Records:

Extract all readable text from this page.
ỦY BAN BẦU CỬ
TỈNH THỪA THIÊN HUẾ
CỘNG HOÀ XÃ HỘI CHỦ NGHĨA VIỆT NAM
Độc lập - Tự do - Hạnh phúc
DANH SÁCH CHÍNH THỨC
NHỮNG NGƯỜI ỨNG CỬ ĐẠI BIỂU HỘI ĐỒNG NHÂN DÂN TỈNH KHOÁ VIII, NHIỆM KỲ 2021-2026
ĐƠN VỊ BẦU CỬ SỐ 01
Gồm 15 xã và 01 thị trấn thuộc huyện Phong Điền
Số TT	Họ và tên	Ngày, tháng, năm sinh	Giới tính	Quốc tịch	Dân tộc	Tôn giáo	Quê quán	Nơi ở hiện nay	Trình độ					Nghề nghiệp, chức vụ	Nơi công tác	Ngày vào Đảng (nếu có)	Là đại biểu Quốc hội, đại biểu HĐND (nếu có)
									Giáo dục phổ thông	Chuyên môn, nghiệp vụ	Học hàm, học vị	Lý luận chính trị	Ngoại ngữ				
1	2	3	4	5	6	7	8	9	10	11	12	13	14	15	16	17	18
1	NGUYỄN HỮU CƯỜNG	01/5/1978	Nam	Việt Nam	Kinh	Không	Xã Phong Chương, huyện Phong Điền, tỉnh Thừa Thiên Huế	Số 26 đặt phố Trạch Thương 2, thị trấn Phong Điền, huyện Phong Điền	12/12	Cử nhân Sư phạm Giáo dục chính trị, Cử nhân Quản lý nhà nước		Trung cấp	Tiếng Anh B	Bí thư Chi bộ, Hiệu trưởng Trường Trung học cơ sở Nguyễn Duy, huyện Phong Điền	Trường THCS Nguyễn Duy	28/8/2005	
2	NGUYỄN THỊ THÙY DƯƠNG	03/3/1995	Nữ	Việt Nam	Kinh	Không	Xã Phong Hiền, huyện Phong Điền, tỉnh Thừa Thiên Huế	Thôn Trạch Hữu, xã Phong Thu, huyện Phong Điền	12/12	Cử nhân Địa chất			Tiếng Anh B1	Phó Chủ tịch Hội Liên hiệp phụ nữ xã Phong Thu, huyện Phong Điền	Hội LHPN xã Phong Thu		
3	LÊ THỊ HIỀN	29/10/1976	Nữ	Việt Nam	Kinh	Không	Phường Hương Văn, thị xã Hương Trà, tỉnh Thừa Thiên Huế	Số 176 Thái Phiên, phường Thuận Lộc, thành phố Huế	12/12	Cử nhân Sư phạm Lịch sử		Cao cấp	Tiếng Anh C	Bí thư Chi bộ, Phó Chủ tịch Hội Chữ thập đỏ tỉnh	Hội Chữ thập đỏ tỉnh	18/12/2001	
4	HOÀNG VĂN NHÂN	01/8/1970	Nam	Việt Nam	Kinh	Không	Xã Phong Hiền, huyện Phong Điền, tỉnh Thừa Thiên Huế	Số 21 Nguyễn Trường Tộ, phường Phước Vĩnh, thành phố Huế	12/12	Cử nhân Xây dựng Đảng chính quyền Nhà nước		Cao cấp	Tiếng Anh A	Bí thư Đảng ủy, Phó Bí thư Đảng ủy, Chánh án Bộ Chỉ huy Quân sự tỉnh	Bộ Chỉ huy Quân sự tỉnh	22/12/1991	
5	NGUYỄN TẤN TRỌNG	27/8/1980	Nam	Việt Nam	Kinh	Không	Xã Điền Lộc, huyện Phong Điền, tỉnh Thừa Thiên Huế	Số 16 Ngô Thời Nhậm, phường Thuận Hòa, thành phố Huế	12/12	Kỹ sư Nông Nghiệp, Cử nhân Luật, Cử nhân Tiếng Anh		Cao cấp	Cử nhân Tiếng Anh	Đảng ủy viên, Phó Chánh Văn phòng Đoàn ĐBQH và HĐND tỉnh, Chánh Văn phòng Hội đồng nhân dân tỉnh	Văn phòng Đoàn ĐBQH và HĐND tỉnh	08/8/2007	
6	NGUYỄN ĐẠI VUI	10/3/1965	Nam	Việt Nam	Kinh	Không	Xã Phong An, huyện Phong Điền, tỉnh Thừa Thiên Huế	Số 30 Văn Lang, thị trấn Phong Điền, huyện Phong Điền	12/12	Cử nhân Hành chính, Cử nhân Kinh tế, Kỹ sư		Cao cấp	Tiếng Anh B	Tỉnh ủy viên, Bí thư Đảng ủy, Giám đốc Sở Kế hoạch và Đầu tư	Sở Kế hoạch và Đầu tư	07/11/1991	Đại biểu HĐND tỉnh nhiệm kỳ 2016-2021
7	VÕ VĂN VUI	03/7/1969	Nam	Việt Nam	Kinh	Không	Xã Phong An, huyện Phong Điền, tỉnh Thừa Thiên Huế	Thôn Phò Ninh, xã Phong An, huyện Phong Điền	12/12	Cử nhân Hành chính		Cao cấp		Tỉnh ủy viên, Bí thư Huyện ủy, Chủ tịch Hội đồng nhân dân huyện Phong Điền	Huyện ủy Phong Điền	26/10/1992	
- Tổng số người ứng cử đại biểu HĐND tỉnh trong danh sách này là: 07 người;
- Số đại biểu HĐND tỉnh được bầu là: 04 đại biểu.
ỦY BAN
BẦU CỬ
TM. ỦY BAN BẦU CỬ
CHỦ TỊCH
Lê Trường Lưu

...

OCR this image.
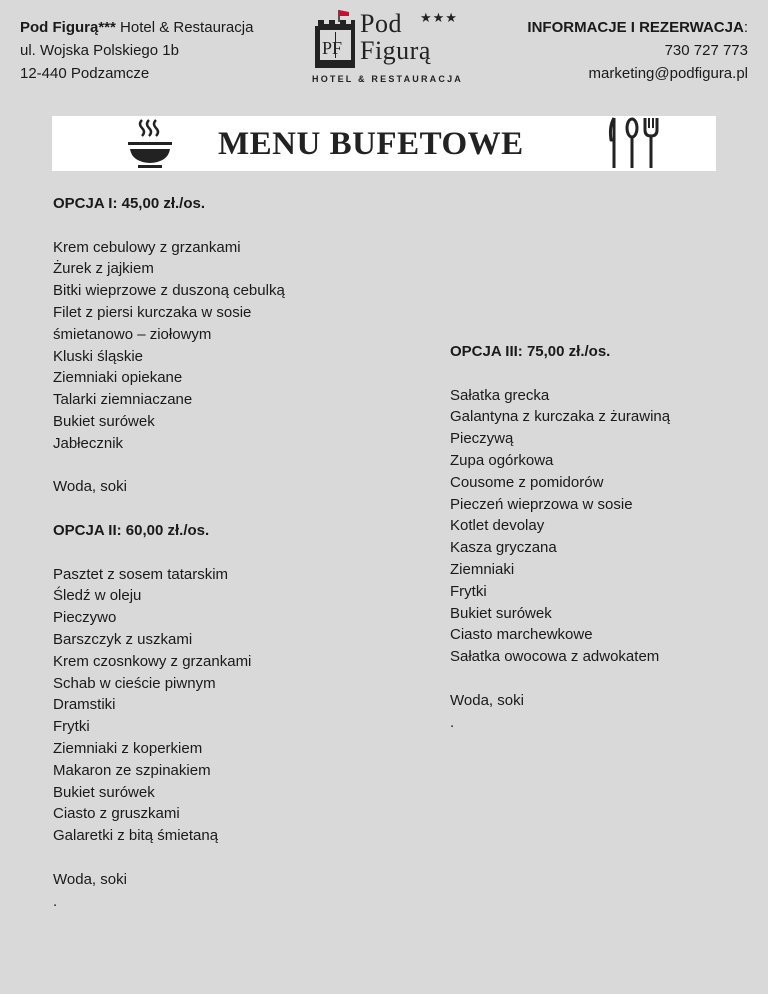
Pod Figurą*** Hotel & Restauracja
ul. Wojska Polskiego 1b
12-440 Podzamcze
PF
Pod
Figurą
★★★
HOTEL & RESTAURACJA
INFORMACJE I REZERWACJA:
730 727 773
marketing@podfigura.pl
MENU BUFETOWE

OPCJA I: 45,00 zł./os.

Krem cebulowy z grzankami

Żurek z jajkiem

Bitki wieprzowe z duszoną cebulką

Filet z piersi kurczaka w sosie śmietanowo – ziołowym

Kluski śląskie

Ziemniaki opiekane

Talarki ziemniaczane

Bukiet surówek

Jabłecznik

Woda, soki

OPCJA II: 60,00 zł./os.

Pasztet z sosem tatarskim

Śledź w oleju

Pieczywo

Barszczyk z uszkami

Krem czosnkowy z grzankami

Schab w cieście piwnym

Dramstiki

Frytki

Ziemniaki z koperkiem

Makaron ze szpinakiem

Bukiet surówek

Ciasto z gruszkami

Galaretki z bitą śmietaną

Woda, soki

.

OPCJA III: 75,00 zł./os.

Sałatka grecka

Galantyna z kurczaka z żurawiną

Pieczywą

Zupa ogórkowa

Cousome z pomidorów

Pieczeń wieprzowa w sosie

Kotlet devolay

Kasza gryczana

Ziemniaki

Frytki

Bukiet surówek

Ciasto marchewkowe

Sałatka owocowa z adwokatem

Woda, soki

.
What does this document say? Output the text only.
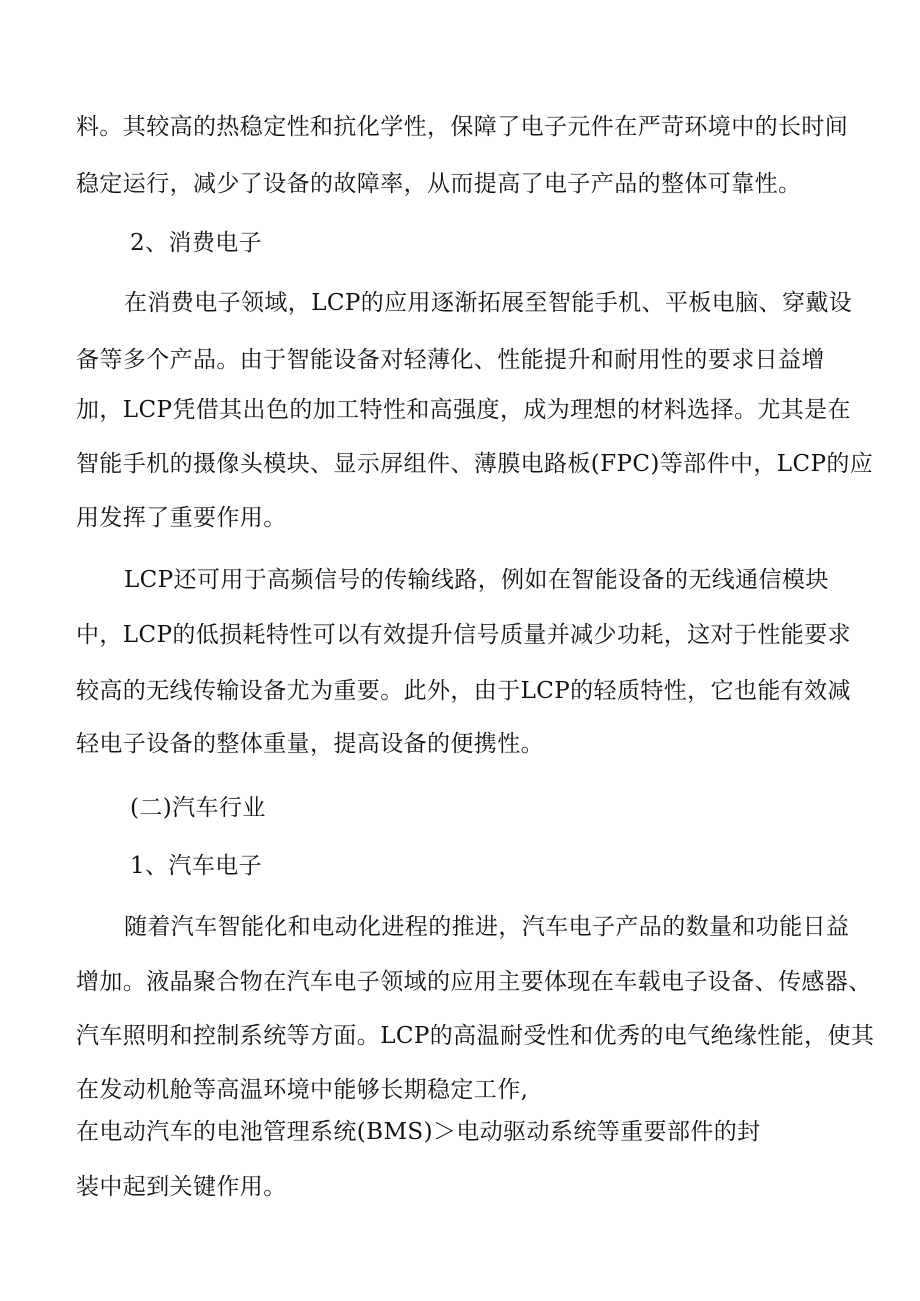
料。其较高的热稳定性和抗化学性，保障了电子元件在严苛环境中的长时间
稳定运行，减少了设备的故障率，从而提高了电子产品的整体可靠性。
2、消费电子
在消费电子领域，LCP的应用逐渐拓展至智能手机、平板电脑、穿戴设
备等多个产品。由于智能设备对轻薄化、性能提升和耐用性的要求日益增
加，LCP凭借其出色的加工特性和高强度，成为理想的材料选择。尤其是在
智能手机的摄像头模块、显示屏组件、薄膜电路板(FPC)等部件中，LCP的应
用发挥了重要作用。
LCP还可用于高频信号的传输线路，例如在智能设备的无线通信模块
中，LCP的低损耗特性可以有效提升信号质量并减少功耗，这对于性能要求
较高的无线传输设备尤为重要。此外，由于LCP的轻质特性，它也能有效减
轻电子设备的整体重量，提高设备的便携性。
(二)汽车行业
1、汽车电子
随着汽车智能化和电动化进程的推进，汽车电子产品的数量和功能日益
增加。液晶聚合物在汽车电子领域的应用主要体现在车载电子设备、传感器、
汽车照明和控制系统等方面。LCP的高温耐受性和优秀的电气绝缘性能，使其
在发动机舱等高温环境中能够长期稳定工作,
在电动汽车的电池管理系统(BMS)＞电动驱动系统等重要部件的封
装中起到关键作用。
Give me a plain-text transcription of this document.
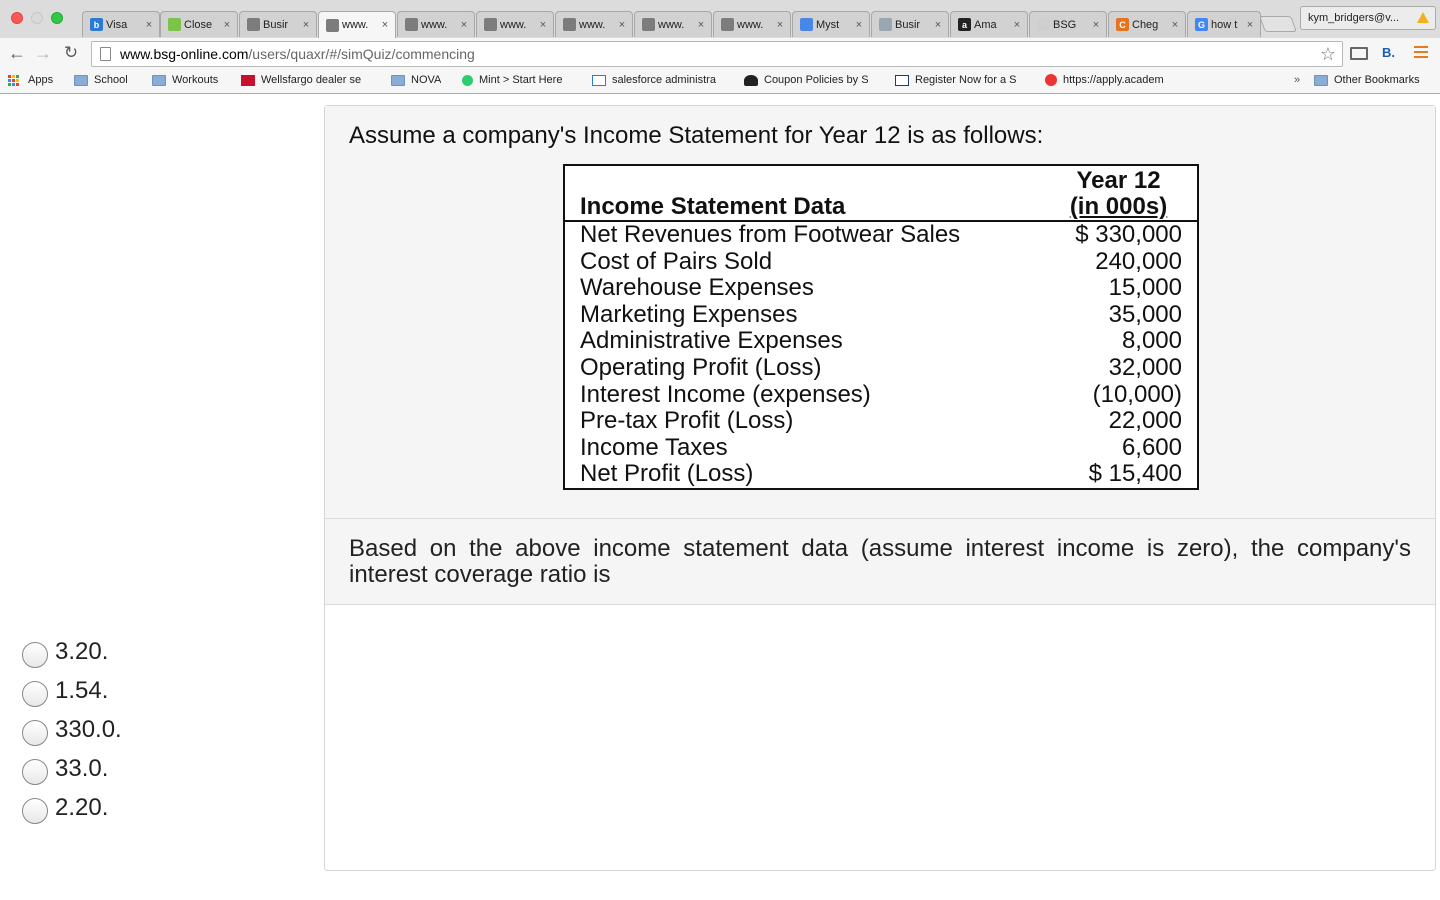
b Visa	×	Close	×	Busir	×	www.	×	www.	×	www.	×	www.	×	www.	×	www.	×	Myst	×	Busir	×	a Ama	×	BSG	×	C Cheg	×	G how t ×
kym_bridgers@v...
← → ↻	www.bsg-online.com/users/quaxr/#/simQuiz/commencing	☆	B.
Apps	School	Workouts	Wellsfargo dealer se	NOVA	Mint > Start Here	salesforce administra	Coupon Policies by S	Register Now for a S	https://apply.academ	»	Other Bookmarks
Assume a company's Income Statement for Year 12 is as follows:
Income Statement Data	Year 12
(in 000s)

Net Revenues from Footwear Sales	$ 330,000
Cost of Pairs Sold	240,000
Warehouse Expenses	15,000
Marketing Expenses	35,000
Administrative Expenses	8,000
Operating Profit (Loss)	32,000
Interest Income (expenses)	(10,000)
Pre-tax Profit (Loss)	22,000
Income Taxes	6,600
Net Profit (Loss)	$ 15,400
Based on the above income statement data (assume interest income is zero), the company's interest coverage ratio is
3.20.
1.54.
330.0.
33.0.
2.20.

The problem: Find each line holding the string "grzankami" and copy it out.

Solution to the problem:
Krem cebulowy z grzankami
Krem czosnkowy z grzankami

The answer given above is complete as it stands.